### PROBLEM DESCRIPTION
Transcribe all records exactly.

[Figure collection entries]
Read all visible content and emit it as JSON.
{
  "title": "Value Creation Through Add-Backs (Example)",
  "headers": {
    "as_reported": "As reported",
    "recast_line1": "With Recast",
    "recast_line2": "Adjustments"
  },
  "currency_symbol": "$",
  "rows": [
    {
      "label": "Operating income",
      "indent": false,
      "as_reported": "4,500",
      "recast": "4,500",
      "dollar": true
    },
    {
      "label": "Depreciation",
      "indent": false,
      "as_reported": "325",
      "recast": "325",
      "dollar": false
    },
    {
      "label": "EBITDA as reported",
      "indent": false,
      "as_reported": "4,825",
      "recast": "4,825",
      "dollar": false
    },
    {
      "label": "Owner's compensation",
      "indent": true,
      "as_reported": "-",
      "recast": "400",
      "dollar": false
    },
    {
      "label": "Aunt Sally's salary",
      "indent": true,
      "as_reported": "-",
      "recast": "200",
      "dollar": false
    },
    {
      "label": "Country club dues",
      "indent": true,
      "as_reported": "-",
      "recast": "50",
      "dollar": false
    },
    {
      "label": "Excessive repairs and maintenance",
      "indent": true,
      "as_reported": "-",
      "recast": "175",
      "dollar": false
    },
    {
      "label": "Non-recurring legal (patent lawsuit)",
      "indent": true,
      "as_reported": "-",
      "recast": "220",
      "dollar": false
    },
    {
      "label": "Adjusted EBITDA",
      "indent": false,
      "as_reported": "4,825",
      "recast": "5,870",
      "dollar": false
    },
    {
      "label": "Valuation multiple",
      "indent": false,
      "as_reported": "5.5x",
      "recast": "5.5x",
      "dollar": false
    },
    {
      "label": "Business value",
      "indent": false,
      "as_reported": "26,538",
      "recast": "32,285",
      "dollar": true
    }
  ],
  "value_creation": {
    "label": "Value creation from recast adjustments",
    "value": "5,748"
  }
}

### REPLY TO THE TASK
Read all visible content and emit it as JSON.
{
  "title": "Value Creation Through Add-Backs (Example)",
  "headers": {
    "as_reported": "As reported",
    "recast_line1": "With Recast",
    "recast_line2": "Adjustments"
  },
  "currency_symbol": "$",
  "rows": [
    {
      "label": "Operating income",
      "indent": false,
      "as_reported": "4,500",
      "recast": "4,500",
      "dollar": true
    },
    {
      "label": "Depreciation",
      "indent": false,
      "as_reported": "325",
      "recast": "325",
      "dollar": false
    },
    {
      "label": "EBITDA as reported",
      "indent": false,
      "as_reported": "4,825",
      "recast": "4,825",
      "dollar": false
    },
    {
      "label": "Owner's compensation",
      "indent": true,
      "as_reported": "-",
      "recast": "400",
      "dollar": false
    },
    {
      "label": "Aunt Sally's salary",
      "indent": true,
      "as_reported": "-",
      "recast": "200",
      "dollar": false
    },
    {
      "label": "Country club dues",
      "indent": true,
      "as_reported": "-",
      "recast": "50",
      "dollar": false
    },
    {
      "label": "Excessive repairs and maintenance",
      "indent": true,
      "as_reported": "-",
      "recast": "175",
      "dollar": false
    },
    {
      "label": "Non-recurring legal (patent lawsuit)",
      "indent": true,
      "as_reported": "-",
      "recast": "220",
      "dollar": false
    },
    {
      "label": "Adjusted EBITDA",
      "indent": false,
      "as_reported": "4,825",
      "recast": "5,870",
      "dollar": false
    },
    {
      "label": "Valuation multiple",
      "indent": false,
      "as_reported": "5.5x",
      "recast": "5.5x",
      "dollar": false
    },
    {
      "label": "Business value",
      "indent": false,
      "as_reported": "26,538",
      "recast": "32,285",
      "dollar": true
    }
  ],
  "value_creation": {
    "label": "Value creation from recast adjustments",
    "value": "5,748"
  }
}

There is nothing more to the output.